Dati forniti >>
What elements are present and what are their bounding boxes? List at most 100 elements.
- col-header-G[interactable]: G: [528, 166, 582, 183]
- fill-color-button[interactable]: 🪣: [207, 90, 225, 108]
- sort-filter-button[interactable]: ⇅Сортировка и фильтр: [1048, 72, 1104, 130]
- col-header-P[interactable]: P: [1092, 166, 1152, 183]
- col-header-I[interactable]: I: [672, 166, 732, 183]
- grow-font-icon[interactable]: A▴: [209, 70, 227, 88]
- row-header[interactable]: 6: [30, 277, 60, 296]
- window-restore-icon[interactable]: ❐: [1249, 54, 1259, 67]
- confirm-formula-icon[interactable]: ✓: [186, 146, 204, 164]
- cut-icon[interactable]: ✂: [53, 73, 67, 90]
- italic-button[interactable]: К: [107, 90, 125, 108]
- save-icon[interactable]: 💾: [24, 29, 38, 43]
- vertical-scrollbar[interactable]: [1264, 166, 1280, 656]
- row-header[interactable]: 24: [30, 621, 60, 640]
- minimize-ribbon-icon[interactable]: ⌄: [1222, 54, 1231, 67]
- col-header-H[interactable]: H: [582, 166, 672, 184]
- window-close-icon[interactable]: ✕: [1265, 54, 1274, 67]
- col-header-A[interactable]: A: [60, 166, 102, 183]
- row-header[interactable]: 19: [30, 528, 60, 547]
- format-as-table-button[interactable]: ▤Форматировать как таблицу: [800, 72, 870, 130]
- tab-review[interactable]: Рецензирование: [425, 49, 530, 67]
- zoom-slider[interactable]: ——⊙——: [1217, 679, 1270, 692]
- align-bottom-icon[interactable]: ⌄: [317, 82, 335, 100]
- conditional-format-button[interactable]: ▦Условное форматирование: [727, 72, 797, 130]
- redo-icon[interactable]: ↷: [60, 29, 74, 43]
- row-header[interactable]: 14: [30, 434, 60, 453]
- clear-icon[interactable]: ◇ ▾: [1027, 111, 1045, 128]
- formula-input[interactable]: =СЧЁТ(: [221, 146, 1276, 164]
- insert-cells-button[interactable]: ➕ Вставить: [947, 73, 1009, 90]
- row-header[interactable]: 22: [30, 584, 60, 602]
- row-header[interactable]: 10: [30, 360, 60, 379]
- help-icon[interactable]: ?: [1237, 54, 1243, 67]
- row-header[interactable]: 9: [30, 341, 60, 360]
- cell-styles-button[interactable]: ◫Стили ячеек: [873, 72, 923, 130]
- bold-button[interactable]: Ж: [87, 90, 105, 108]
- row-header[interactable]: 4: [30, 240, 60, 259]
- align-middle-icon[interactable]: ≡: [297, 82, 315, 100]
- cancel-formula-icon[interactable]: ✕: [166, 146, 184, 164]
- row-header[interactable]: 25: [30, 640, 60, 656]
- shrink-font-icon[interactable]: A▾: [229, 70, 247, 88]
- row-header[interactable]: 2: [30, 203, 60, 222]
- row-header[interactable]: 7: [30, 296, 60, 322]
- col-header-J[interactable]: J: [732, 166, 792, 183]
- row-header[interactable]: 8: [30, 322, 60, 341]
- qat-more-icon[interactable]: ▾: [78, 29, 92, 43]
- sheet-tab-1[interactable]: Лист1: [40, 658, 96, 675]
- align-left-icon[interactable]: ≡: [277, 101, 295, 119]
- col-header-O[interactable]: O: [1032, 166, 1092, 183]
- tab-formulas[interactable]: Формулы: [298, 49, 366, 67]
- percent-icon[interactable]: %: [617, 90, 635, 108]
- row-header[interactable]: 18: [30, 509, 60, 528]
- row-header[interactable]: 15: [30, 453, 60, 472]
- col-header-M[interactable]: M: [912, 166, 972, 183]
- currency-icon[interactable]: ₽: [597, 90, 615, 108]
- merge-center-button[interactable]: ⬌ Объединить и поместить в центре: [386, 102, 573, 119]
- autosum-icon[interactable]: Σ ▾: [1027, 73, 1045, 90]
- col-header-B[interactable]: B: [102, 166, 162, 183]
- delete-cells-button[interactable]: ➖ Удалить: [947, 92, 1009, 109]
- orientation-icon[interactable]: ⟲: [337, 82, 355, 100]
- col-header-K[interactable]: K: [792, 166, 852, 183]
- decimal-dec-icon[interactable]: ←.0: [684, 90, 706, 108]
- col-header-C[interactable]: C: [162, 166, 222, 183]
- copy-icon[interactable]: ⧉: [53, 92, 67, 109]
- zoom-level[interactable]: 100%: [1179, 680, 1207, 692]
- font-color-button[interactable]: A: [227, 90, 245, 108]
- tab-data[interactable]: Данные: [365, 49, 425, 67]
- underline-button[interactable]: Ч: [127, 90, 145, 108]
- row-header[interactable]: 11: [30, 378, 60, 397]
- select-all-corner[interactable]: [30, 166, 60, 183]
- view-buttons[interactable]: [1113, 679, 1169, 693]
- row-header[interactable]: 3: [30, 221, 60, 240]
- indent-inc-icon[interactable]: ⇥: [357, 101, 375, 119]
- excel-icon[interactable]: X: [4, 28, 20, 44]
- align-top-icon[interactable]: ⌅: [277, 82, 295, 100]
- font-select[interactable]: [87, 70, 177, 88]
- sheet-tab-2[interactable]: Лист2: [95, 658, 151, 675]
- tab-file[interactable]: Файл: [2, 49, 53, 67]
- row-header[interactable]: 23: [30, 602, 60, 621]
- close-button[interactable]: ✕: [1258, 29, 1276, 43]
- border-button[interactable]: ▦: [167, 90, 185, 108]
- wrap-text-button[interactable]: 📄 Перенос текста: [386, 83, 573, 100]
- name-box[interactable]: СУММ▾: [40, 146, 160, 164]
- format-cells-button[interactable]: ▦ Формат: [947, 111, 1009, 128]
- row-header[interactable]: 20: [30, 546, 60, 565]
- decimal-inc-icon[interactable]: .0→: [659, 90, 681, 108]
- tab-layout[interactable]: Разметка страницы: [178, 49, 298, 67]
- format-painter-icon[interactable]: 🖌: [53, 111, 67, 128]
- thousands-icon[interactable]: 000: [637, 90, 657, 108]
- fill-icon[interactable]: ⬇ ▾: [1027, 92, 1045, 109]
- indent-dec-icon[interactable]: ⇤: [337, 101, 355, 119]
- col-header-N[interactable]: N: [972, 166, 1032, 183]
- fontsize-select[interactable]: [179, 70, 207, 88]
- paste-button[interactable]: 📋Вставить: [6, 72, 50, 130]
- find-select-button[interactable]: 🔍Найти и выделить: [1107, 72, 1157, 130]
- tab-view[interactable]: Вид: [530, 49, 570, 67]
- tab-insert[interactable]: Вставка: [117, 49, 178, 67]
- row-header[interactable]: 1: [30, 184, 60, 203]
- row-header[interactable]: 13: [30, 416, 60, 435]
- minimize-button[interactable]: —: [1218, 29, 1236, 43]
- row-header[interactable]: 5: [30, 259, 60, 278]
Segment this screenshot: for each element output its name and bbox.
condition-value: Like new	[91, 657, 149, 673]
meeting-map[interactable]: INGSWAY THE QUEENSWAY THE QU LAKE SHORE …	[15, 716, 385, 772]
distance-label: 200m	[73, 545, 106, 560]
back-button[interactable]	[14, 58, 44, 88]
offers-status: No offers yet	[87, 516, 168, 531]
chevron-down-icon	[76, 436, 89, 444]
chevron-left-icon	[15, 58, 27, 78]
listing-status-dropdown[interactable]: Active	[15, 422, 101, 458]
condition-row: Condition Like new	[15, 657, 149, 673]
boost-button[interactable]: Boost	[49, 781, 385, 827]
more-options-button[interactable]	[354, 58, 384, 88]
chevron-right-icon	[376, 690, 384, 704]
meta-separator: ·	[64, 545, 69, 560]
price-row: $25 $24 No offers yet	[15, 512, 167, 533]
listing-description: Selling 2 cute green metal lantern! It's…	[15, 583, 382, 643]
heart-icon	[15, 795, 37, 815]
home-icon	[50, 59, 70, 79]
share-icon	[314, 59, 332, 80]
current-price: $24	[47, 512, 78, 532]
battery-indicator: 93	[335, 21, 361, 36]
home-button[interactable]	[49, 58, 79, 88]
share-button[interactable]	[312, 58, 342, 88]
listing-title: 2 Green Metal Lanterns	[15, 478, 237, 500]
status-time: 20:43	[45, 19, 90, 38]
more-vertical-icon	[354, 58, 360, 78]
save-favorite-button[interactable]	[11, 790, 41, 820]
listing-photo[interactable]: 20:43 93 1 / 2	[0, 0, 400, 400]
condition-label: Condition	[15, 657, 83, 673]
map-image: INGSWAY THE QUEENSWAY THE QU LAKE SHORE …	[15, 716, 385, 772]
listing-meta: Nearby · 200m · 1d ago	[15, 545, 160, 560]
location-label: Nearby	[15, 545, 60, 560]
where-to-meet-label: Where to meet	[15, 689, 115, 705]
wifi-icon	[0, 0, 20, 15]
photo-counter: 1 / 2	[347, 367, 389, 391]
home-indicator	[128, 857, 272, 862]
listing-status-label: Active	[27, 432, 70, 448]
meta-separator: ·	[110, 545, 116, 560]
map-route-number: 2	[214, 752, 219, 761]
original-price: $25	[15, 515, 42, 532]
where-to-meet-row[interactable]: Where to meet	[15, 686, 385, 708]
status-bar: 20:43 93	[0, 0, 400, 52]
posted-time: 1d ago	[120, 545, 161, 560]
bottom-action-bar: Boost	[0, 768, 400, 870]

Consegna >> Cita parola per parola le voci qui sopra, dalla prima riga fino alla riga che contiene "- row-header[interactable]: 24: [30, 621, 60, 640]", entrambe comprese.

Soluzione >>
What elements are present and what are their bounding boxes? List at most 100 elements.
- col-header-G[interactable]: G: [528, 166, 582, 183]
- fill-color-button[interactable]: 🪣: [207, 90, 225, 108]
- sort-filter-button[interactable]: ⇅Сортировка и фильтр: [1048, 72, 1104, 130]
- col-header-P[interactable]: P: [1092, 166, 1152, 183]
- col-header-I[interactable]: I: [672, 166, 732, 183]
- grow-font-icon[interactable]: A▴: [209, 70, 227, 88]
- row-header[interactable]: 6: [30, 277, 60, 296]
- window-restore-icon[interactable]: ❐: [1249, 54, 1259, 67]
- confirm-formula-icon[interactable]: ✓: [186, 146, 204, 164]
- cut-icon[interactable]: ✂: [53, 73, 67, 90]
- italic-button[interactable]: К: [107, 90, 125, 108]
- save-icon[interactable]: 💾: [24, 29, 38, 43]
- vertical-scrollbar[interactable]: [1264, 166, 1280, 656]
- row-header[interactable]: 24: [30, 621, 60, 640]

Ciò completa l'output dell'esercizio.